• [Problem statement]:
Every record should be repeated exactly, except that pictures are left out.

• [Records for this exercise]:
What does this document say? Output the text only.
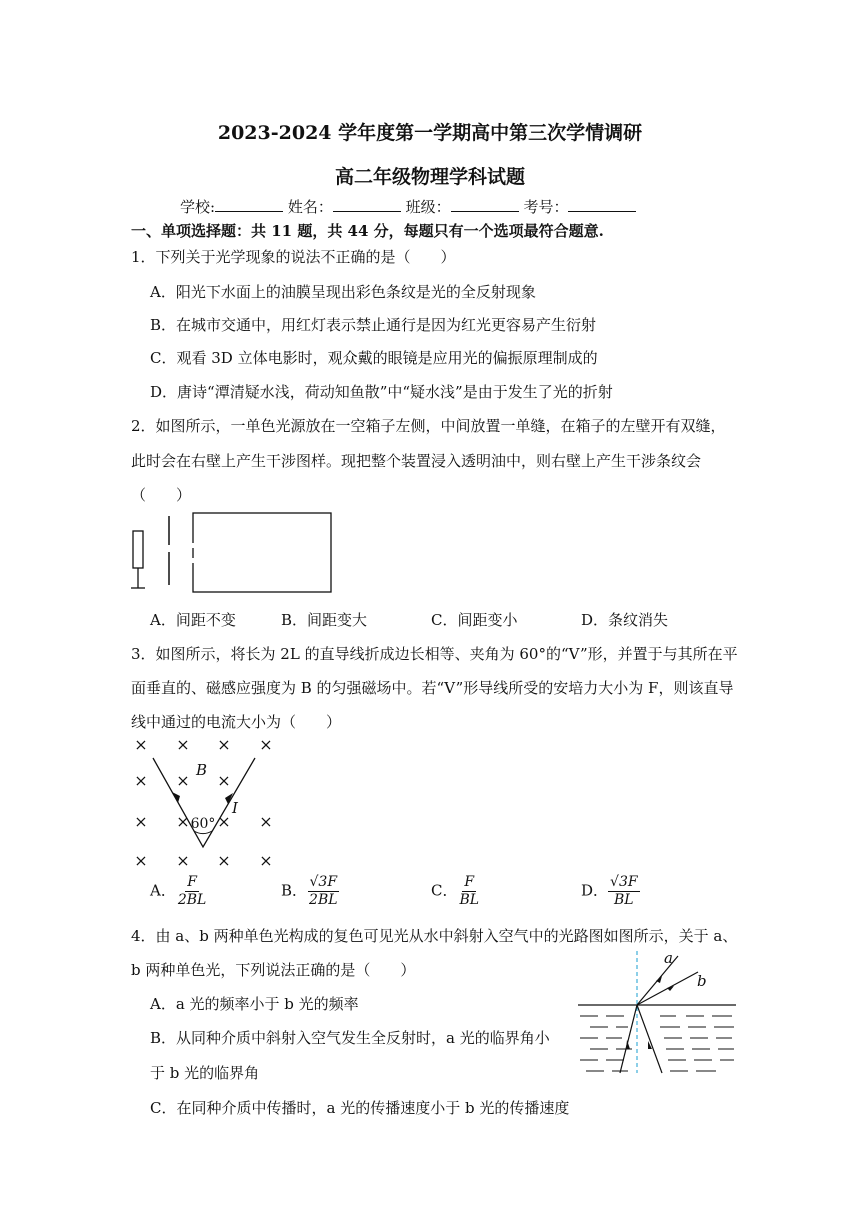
2023-2024 学年度第一学期高中第三次学情调研
高二年级物理学科试题
学校:	姓名：	班级：	考号：
一、单项选择题：共 11 题，共 44 分，每题只有一个选项最符合题意.
1．下列关于光学现象的说法不正确的是（　　）
A．阳光下水面上的油膜呈现出彩色条纹是光的全反射现象
B．在城市交通中，用红灯表示禁止通行是因为红光更容易产生衍射
C．观看 3D 立体电影时，观众戴的眼镜是应用光的偏振原理制成的
D．唐诗“潭清疑水浅，荷动知鱼散”中“疑水浅”是由于发生了光的折射
2．如图所示，一单色光源放在一空箱子左侧，中间放置一单缝，在箱子的左壁开有双缝，
此时会在右壁上产生干涉图样。现把整个装置浸入透明油中，则右壁上产生干涉条纹会
（　　）
A．间距不变	B．间距变大	C．间距变小	D．条纹消失
3．如图所示，将长为 2L 的直导线折成边长相等、夹角为 60°的“V”形，并置于与其所在平
面垂直的、磁感应强度为 B 的匀强磁场中。若“V”形导线所受的安培力大小为 F，则该直导
线中通过的电流大小为（　　）
× × × ×
× × ×
× × × ×
× × × ×
60°
B
I
A． $\frac{F}{2BL}$	B． $\frac{√3F}{2BL}$	C． $\frac{F}{BL}$	D． $\frac{√3F}{BL}$
4．由 a、b 两种单色光构成的复色可见光从水中斜射入空气中的光路图如图所示，关于 a、
b 两种单色光，下列说法正确的是（　　）
A．a 光的频率小于 b 光的频率
B．从同种介质中斜射入空气发生全反射时，a 光的临界角小
于 b 光的临界角
C．在同种介质中传播时，a 光的传播速度小于 b 光的传播速度
a
b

• [Result of the task]:
What does this document say? Output the text only.
2023-2024 学年度第一学期高中第三次学情调研
高二年级物理学科试题
学校:	姓名：	班级：	考号：
一、单项选择题：共 11 题，共 44 分，每题只有一个选项最符合题意.
1．下列关于光学现象的说法不正确的是（　　）
A．阳光下水面上的油膜呈现出彩色条纹是光的全反射现象
B．在城市交通中，用红灯表示禁止通行是因为红光更容易产生衍射
C．观看 3D 立体电影时，观众戴的眼镜是应用光的偏振原理制成的
D．唐诗“潭清疑水浅，荷动知鱼散”中“疑水浅”是由于发生了光的折射
2．如图所示，一单色光源放在一空箱子左侧，中间放置一单缝，在箱子的左壁开有双缝，
此时会在右壁上产生干涉图样。现把整个装置浸入透明油中，则右壁上产生干涉条纹会
（　　）
A．间距不变	B．间距变大	C．间距变小	D．条纹消失
3．如图所示，将长为 2L 的直导线折成边长相等、夹角为 60°的“V”形，并置于与其所在平
面垂直的、磁感应强度为 B 的匀强磁场中。若“V”形导线所受的安培力大小为 F，则该直导
线中通过的电流大小为（　　）
× × × ×
× × ×
× × × ×
× × × ×
60°
B
I
A． $\frac{F}{2BL}$	B． $\frac{√3F}{2BL}$	C． $\frac{F}{BL}$	D． $\frac{√3F}{BL}$
4．由 a、b 两种单色光构成的复色可见光从水中斜射入空气中的光路图如图所示，关于 a、
b 两种单色光，下列说法正确的是（　　）
A．a 光的频率小于 b 光的频率
B．从同种介质中斜射入空气发生全反射时，a 光的临界角小
于 b 光的临界角
C．在同种介质中传播时，a 光的传播速度小于 b 光的传播速度
a
b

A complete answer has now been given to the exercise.